- _PROBLEM TO SOLVE_: Quote word for word the lines that run from the one containing "Patent image size: (943, 643)." through the one containing "The center axis of inner", including both of those lines.

- _RECORDS_:
↓↓↓

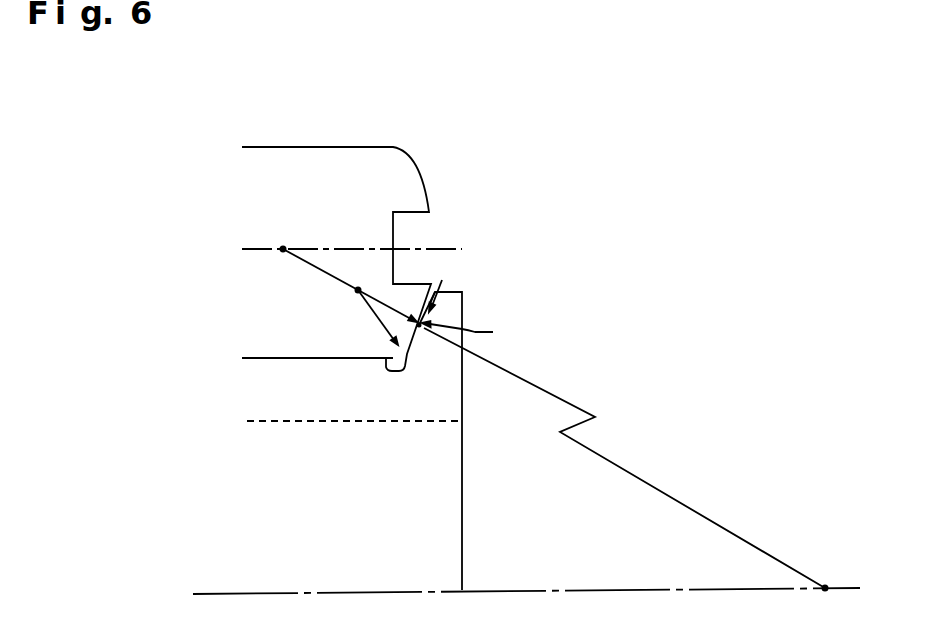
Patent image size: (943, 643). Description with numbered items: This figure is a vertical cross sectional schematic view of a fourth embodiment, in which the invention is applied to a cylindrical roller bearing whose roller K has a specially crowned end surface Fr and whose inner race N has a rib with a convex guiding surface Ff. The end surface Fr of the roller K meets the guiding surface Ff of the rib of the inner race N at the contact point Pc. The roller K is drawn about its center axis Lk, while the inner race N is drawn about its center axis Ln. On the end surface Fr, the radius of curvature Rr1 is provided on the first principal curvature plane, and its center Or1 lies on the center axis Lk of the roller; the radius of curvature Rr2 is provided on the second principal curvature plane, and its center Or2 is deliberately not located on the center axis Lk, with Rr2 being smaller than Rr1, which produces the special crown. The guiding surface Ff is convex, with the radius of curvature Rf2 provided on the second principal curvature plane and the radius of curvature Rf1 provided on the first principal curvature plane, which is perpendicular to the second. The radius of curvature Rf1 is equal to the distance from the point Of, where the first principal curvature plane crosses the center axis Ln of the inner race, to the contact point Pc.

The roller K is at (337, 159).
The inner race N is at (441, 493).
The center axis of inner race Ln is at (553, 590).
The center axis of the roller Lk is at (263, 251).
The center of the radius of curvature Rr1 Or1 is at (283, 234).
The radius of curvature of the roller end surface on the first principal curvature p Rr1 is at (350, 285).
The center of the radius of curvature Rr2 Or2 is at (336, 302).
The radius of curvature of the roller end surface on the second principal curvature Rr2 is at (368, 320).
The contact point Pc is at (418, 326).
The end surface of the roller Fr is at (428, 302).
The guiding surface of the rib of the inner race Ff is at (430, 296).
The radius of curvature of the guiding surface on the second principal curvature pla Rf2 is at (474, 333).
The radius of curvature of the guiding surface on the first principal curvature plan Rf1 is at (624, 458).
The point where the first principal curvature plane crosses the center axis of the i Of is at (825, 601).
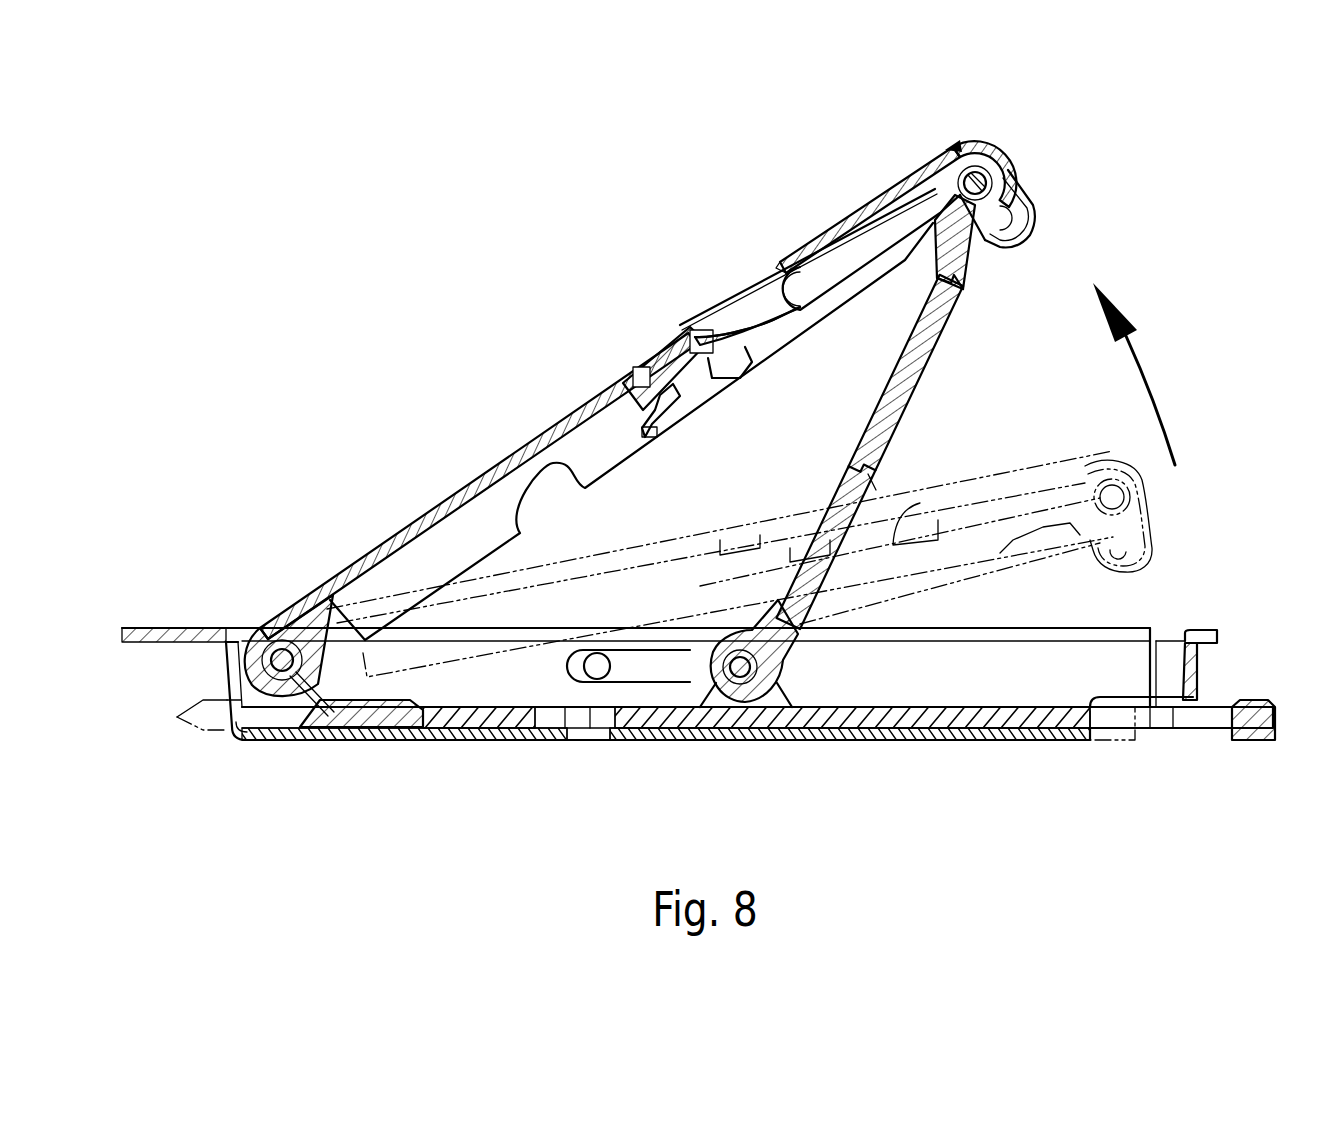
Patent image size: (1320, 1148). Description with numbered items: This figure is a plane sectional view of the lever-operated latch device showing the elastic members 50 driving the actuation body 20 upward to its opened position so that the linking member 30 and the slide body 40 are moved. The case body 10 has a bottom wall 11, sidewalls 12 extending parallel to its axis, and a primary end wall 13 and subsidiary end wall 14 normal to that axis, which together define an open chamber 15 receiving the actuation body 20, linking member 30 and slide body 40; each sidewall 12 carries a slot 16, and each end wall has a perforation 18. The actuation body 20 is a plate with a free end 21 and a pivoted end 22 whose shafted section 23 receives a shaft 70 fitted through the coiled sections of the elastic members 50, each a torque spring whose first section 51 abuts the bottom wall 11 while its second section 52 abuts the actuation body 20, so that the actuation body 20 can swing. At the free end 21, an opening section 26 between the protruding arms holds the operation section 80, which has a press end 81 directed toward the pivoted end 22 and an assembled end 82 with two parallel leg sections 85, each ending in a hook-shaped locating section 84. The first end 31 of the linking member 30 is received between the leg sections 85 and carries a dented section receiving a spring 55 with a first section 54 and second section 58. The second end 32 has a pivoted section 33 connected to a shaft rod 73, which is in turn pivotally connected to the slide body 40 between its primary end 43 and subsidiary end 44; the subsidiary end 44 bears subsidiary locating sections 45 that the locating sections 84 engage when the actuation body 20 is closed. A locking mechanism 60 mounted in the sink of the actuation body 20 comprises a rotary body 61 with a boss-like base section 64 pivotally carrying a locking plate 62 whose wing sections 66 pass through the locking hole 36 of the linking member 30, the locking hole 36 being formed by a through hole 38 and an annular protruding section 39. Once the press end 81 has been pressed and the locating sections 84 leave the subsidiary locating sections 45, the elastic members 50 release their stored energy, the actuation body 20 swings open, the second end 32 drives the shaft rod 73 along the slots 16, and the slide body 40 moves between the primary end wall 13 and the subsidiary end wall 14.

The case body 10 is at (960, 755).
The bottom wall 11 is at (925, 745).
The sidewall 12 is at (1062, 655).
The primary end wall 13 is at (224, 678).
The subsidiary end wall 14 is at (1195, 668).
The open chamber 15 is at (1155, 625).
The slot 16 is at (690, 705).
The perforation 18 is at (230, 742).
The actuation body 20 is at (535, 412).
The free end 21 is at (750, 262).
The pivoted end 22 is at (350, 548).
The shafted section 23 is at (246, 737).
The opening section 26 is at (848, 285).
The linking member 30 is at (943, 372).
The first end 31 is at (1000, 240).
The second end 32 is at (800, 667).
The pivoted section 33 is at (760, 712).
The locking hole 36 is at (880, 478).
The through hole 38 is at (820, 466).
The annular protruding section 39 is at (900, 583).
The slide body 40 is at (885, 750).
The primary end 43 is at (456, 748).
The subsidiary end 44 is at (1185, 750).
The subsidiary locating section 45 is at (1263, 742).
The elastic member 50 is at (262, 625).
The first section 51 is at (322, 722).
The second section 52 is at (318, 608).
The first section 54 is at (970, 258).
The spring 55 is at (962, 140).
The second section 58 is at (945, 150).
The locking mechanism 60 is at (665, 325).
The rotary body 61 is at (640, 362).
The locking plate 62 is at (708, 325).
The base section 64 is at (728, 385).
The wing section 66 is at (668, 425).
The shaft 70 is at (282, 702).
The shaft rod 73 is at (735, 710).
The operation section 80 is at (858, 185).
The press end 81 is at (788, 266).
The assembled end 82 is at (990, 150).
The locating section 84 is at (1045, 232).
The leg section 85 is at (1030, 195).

↑↑↑
↓↓↓

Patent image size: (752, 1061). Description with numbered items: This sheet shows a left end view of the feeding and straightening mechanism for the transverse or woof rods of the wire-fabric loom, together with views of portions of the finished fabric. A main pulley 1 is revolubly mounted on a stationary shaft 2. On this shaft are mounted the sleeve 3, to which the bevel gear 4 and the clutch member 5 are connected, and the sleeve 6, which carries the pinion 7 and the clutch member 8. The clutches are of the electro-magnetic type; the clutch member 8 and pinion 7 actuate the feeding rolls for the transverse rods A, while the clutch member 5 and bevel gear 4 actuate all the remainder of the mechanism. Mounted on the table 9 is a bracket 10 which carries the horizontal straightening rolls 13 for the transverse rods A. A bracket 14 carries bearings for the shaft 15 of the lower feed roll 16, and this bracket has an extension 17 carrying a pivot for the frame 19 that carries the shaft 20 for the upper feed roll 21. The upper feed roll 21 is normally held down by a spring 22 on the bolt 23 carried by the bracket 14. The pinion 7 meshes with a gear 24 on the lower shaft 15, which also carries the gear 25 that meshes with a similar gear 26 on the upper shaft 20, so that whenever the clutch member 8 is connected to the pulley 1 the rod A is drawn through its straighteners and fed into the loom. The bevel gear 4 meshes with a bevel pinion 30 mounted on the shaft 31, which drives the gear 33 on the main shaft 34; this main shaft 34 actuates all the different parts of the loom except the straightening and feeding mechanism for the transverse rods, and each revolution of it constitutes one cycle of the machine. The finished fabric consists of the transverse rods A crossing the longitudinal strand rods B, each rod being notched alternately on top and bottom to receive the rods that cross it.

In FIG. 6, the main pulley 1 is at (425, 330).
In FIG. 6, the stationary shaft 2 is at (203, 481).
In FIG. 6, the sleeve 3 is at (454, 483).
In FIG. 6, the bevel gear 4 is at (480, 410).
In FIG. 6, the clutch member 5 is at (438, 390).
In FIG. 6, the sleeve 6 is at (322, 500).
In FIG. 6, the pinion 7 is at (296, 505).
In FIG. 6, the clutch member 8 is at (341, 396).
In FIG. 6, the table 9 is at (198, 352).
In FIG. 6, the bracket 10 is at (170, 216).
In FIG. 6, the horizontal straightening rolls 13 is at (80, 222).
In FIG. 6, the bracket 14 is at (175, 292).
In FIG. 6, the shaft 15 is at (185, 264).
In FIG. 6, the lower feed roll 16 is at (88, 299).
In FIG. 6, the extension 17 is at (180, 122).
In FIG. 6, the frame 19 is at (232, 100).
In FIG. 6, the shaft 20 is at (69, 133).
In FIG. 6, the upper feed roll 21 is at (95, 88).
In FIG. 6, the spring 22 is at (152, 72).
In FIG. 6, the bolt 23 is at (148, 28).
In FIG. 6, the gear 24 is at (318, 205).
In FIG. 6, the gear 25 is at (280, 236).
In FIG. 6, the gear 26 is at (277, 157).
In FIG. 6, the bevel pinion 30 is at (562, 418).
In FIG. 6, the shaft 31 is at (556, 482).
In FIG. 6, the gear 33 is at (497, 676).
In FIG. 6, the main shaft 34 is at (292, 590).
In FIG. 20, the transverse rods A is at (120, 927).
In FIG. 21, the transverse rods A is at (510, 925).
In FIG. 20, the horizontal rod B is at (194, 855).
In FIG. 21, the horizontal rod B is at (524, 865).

↑↑↑
↓↓↓

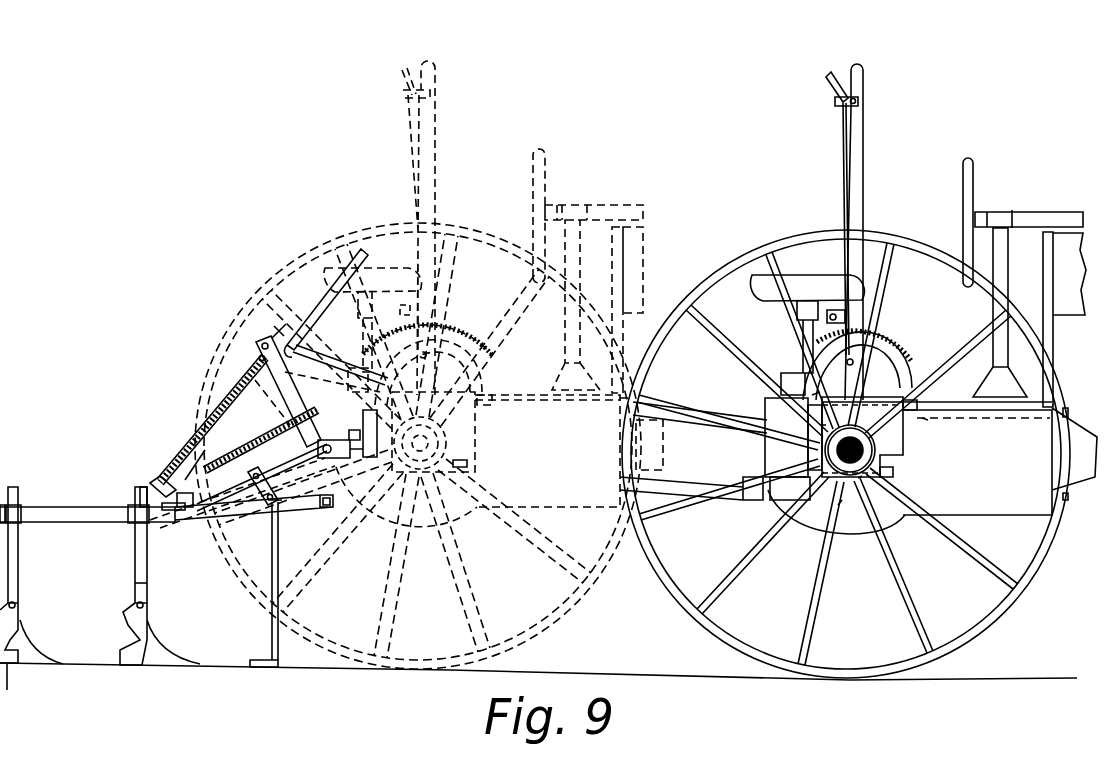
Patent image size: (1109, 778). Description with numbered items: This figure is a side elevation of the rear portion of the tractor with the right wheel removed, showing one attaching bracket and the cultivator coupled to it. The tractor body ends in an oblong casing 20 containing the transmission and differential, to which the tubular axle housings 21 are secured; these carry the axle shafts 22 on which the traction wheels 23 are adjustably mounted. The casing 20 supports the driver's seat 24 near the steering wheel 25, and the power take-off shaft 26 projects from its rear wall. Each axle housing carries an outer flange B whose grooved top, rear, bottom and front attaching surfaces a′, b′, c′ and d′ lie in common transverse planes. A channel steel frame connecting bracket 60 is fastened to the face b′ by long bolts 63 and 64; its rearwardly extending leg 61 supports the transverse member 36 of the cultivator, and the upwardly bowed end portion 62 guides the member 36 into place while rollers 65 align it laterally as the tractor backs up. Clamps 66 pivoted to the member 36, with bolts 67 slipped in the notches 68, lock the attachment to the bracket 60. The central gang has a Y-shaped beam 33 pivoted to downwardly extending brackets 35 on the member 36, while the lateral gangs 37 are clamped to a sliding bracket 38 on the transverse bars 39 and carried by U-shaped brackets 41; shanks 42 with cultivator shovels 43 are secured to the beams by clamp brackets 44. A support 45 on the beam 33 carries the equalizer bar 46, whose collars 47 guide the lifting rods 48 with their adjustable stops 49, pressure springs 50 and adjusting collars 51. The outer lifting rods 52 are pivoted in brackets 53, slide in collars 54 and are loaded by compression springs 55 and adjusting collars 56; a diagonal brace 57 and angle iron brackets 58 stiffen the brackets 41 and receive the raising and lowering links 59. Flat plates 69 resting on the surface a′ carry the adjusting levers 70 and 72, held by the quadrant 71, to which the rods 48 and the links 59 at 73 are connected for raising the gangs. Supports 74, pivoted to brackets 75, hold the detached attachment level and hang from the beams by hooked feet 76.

↑↑↑

- _EXERCISE ANSWER_:
Patent image size: (943, 643). Description with numbered items: This figure is a vertical cross sectional schematic view of a fourth embodiment, in which the invention is applied to a cylindrical roller bearing whose roller K has a specially crowned end surface Fr and whose inner race N has a rib with a convex guiding surface Ff. The end surface Fr of the roller K meets the guiding surface Ff of the rib of the inner race N at the contact point Pc. The roller K is drawn about its center axis Lk, while the inner race N is drawn about its center axis Ln. On the end surface Fr, the radius of curvature Rr1 is provided on the first principal curvature plane, and its center Or1 lies on the center axis Lk of the roller; the radius of curvature Rr2 is provided on the second principal curvature plane, and its center Or2 is deliberately not located on the center axis Lk, with Rr2 being smaller than Rr1, which produces the special crown. The guiding surface Ff is convex, with the radius of curvature Rf2 provided on the second principal curvature plane and the radius of curvature Rf1 provided on the first principal curvature plane, which is perpendicular to the second. The radius of curvature Rf1 is equal to the distance from the point Of, where the first principal curvature plane crosses the center axis Ln of the inner race, to the contact point Pc.

The roller K is at (337, 159).
The inner race N is at (441, 493).
The center axis of inner race Ln is at (553, 590).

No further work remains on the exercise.